_Collected data entries_
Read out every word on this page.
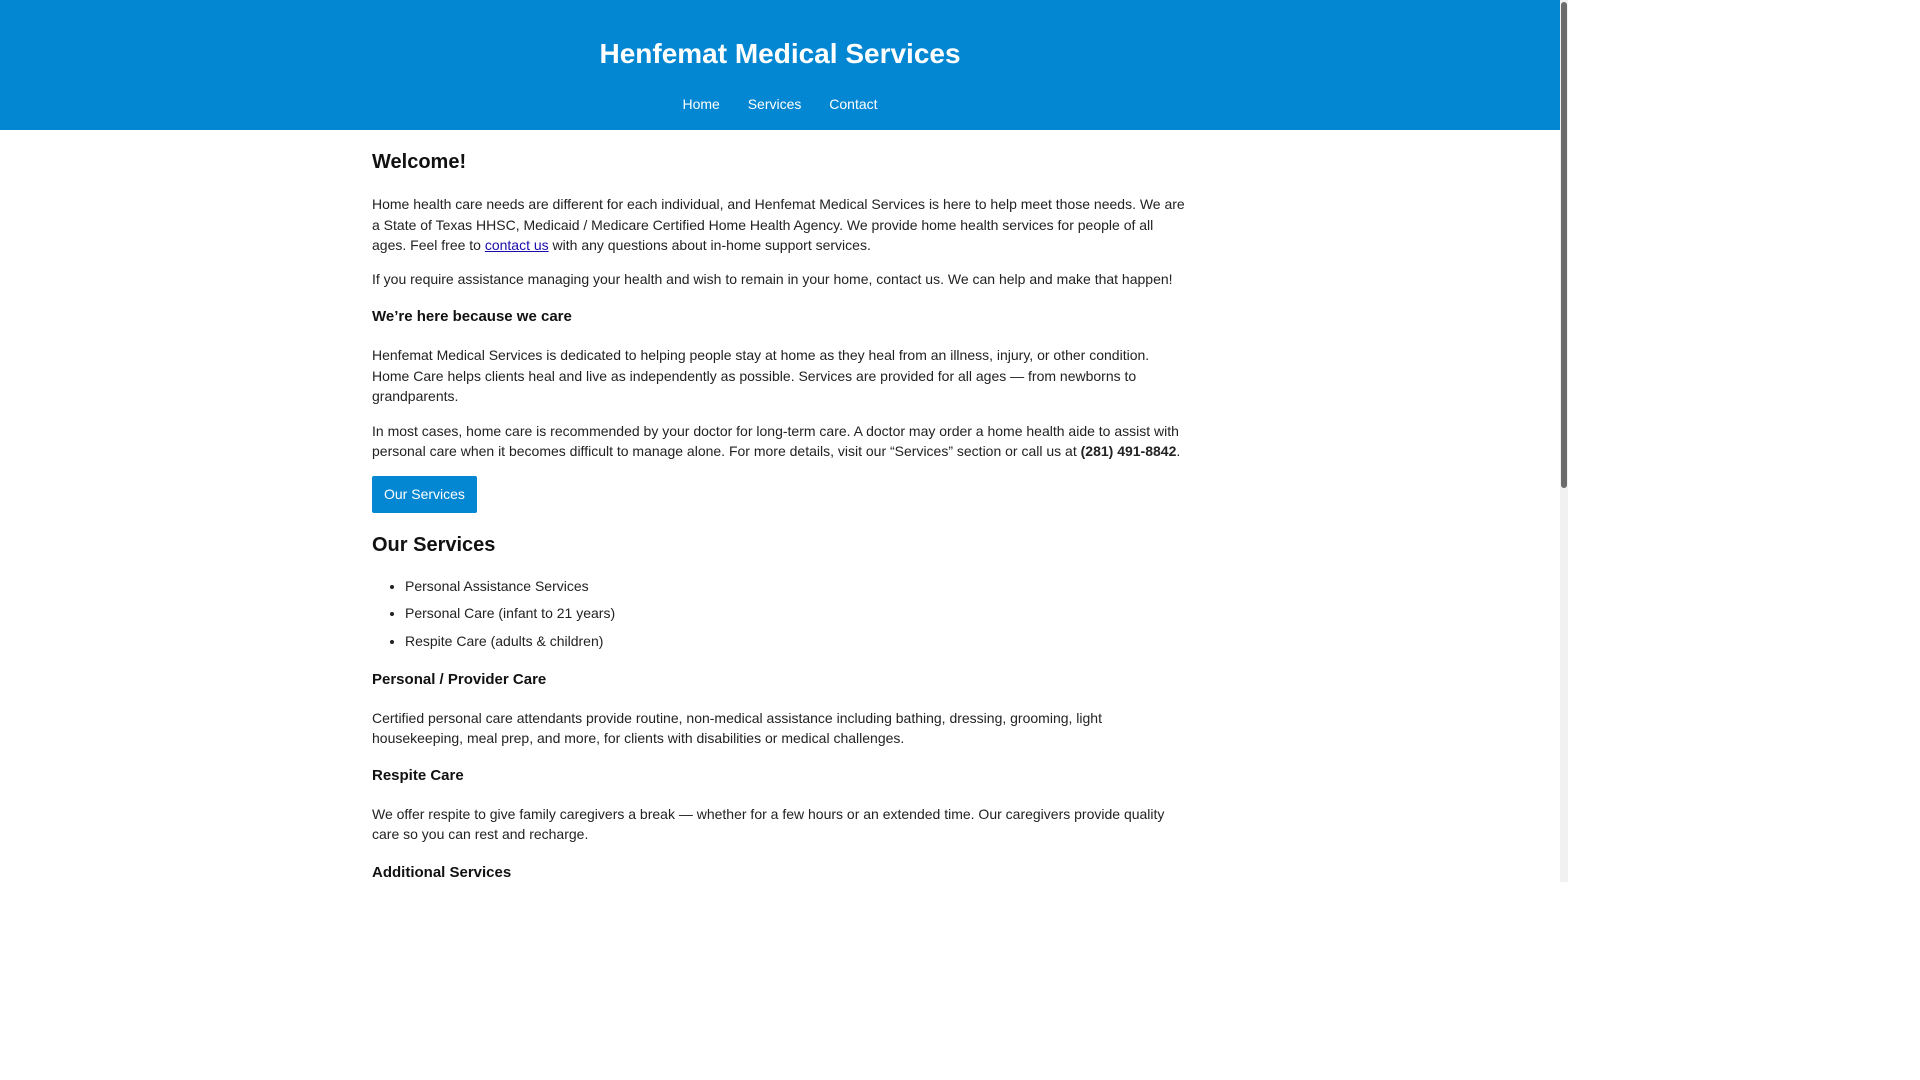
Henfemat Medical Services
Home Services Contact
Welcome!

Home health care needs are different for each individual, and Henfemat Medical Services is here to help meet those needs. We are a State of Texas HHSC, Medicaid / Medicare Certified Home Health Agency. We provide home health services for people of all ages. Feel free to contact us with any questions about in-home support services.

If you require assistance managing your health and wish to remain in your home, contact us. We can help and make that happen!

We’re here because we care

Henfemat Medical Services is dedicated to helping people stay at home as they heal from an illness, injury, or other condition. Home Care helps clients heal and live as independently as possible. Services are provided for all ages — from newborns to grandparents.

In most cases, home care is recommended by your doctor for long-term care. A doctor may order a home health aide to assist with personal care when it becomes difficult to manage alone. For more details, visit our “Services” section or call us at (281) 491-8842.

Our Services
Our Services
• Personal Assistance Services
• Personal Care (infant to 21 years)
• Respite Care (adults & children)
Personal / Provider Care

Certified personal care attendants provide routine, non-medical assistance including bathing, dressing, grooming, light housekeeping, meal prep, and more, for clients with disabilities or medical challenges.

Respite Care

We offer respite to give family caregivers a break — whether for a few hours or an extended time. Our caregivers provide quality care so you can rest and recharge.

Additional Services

_EXERCISE_
Go through the entries above and output them exactly, without pictures.

_REPLY_
Read out every word on this page.
Henfemat Medical Services
Home Services Contact
Welcome!

Home health care needs are different for each individual, and Henfemat Medical Services is here to help meet those needs. We are a State of Texas HHSC, Medicaid / Medicare Certified Home Health Agency. We provide home health services for people of all ages. Feel free to contact us with any questions about in-home support services.

If you require assistance managing your health and wish to remain in your home, contact us. We can help and make that happen!

We’re here because we care

Henfemat Medical Services is dedicated to helping people stay at home as they heal from an illness, injury, or other condition. Home Care helps clients heal and live as independently as possible. Services are provided for all ages — from newborns to grandparents.

In most cases, home care is recommended by your doctor for long-term care. A doctor may order a home health aide to assist with personal care when it becomes difficult to manage alone. For more details, visit our “Services” section or call us at (281) 491-8842.

Our Services
Our Services
• Personal Assistance Services
• Personal Care (infant to 21 years)
• Respite Care (adults & children)
Personal / Provider Care

Certified personal care attendants provide routine, non-medical assistance including bathing, dressing, grooming, light housekeeping, meal prep, and more, for clients with disabilities or medical challenges.

Respite Care

We offer respite to give family caregivers a break — whether for a few hours or an extended time. Our caregivers provide quality care so you can rest and recharge.

Additional Services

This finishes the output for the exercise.